Provided data:

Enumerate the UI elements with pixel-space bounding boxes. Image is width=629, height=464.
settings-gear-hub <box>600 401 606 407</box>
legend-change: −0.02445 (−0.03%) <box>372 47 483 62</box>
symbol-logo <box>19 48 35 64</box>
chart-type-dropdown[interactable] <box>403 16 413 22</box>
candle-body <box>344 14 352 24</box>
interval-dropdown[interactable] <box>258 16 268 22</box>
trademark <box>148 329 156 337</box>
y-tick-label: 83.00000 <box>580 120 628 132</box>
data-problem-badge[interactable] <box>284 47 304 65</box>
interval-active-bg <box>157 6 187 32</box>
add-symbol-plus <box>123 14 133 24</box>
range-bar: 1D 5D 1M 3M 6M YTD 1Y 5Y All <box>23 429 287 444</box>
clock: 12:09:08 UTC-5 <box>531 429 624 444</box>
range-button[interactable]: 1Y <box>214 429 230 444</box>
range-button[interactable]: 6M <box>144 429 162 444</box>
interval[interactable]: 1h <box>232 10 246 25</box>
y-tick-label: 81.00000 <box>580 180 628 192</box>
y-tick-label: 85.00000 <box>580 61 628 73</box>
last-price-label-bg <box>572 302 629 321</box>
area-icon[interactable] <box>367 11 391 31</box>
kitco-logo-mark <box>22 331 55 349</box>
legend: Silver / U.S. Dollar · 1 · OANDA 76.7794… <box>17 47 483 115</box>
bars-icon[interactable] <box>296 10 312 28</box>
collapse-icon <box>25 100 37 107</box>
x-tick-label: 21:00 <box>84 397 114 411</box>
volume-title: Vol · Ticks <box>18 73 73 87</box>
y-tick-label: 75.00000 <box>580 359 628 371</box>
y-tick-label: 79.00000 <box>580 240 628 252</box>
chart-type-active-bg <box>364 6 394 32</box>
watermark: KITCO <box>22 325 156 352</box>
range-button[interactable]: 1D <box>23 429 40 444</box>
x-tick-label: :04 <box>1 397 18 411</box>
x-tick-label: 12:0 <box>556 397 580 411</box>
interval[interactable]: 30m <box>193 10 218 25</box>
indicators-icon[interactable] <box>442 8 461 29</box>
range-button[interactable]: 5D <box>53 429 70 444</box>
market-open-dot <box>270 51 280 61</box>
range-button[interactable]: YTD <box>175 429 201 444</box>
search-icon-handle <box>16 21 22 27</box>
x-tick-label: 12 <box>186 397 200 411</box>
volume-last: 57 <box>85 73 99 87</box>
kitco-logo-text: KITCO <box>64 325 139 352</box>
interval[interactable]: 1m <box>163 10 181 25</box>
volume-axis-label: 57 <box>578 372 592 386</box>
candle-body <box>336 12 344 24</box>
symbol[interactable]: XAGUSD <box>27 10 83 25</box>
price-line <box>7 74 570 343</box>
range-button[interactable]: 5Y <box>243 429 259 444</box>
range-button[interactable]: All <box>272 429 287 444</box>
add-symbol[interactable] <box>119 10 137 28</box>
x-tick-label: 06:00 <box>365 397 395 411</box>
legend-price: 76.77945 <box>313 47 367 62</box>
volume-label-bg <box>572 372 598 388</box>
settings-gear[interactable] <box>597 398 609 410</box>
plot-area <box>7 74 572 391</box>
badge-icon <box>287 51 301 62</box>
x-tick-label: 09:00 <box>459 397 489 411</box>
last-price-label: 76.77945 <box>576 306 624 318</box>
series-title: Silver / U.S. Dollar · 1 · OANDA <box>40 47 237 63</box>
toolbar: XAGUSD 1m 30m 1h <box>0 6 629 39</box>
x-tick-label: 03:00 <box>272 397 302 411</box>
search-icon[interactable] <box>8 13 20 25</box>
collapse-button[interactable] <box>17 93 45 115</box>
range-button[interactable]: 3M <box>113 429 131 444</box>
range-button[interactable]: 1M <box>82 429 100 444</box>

Written exercise: Retype every line of the entries above, changing nothing.

Response to this exercise:
Enumerate the UI elements with pixel-space bounding boxes. Image is width=629, height=464.
settings-gear-hub <box>600 401 606 407</box>
legend-change: −0.02445 (−0.03%) <box>372 47 483 62</box>
symbol-logo <box>19 48 35 64</box>
chart-type-dropdown[interactable] <box>403 16 413 22</box>
candle-body <box>344 14 352 24</box>
interval-dropdown[interactable] <box>258 16 268 22</box>
trademark <box>148 329 156 337</box>
y-tick-label: 83.00000 <box>580 120 628 132</box>
data-problem-badge[interactable] <box>284 47 304 65</box>
interval-active-bg <box>157 6 187 32</box>
add-symbol-plus <box>123 14 133 24</box>
range-bar: 1D 5D 1M 3M 6M YTD 1Y 5Y All <box>23 429 287 444</box>
clock: 12:09:08 UTC-5 <box>531 429 624 444</box>
range-button[interactable]: 1Y <box>214 429 230 444</box>
range-button[interactable]: 6M <box>144 429 162 444</box>
interval[interactable]: 1h <box>232 10 246 25</box>
y-tick-label: 81.00000 <box>580 180 628 192</box>
y-tick-label: 85.00000 <box>580 61 628 73</box>
last-price-label-bg <box>572 302 629 321</box>
area-icon[interactable] <box>367 11 391 31</box>
kitco-logo-mark <box>22 331 55 349</box>
legend: Silver / U.S. Dollar · 1 · OANDA 76.7794… <box>17 47 483 115</box>
bars-icon[interactable] <box>296 10 312 28</box>
collapse-icon <box>25 100 37 107</box>
x-tick-label: 21:00 <box>84 397 114 411</box>
volume-title: Vol · Ticks <box>18 73 73 87</box>
y-tick-label: 75.00000 <box>580 359 628 371</box>
y-tick-label: 79.00000 <box>580 240 628 252</box>
chart-type-active-bg <box>364 6 394 32</box>
watermark: KITCO <box>22 325 156 352</box>
range-button[interactable]: 1D <box>23 429 40 444</box>
x-tick-label: :04 <box>1 397 18 411</box>
x-tick-label: 12:0 <box>556 397 580 411</box>
interval[interactable]: 30m <box>193 10 218 25</box>
indicators-icon[interactable] <box>442 8 461 29</box>
range-button[interactable]: 5D <box>53 429 70 444</box>
market-open-dot <box>270 51 280 61</box>
range-button[interactable]: YTD <box>175 429 201 444</box>
search-icon-handle <box>16 21 22 27</box>
x-tick-label: 12 <box>186 397 200 411</box>
volume-last: 57 <box>85 73 99 87</box>
kitco-logo-text: KITCO <box>64 325 139 352</box>
interval[interactable]: 1m <box>163 10 181 25</box>
volume-axis-label: 57 <box>578 372 592 386</box>
candle-body <box>336 12 344 24</box>
symbol[interactable]: XAGUSD <box>27 10 83 25</box>
price-line <box>7 74 570 343</box>
range-button[interactable]: 5Y <box>243 429 259 444</box>
range-button[interactable]: All <box>272 429 287 444</box>
add-symbol[interactable] <box>119 10 137 28</box>
x-tick-label: 06:00 <box>365 397 395 411</box>
legend-price: 76.77945 <box>313 47 367 62</box>
volume-label-bg <box>572 372 598 388</box>
settings-gear[interactable] <box>597 398 609 410</box>
plot-area <box>7 74 572 391</box>
badge-icon <box>287 51 301 62</box>
x-tick-label: 09:00 <box>459 397 489 411</box>
last-price-label: 76.77945 <box>576 306 624 318</box>
series-title: Silver / U.S. Dollar · 1 · OANDA <box>40 47 237 63</box>
toolbar: XAGUSD 1m 30m 1h <box>0 6 629 39</box>
x-tick-label: 03:00 <box>272 397 302 411</box>
search-icon[interactable] <box>8 13 20 25</box>
collapse-button[interactable] <box>17 93 45 115</box>
range-button[interactable]: 3M <box>113 429 131 444</box>
range-button[interactable]: 1M <box>82 429 100 444</box>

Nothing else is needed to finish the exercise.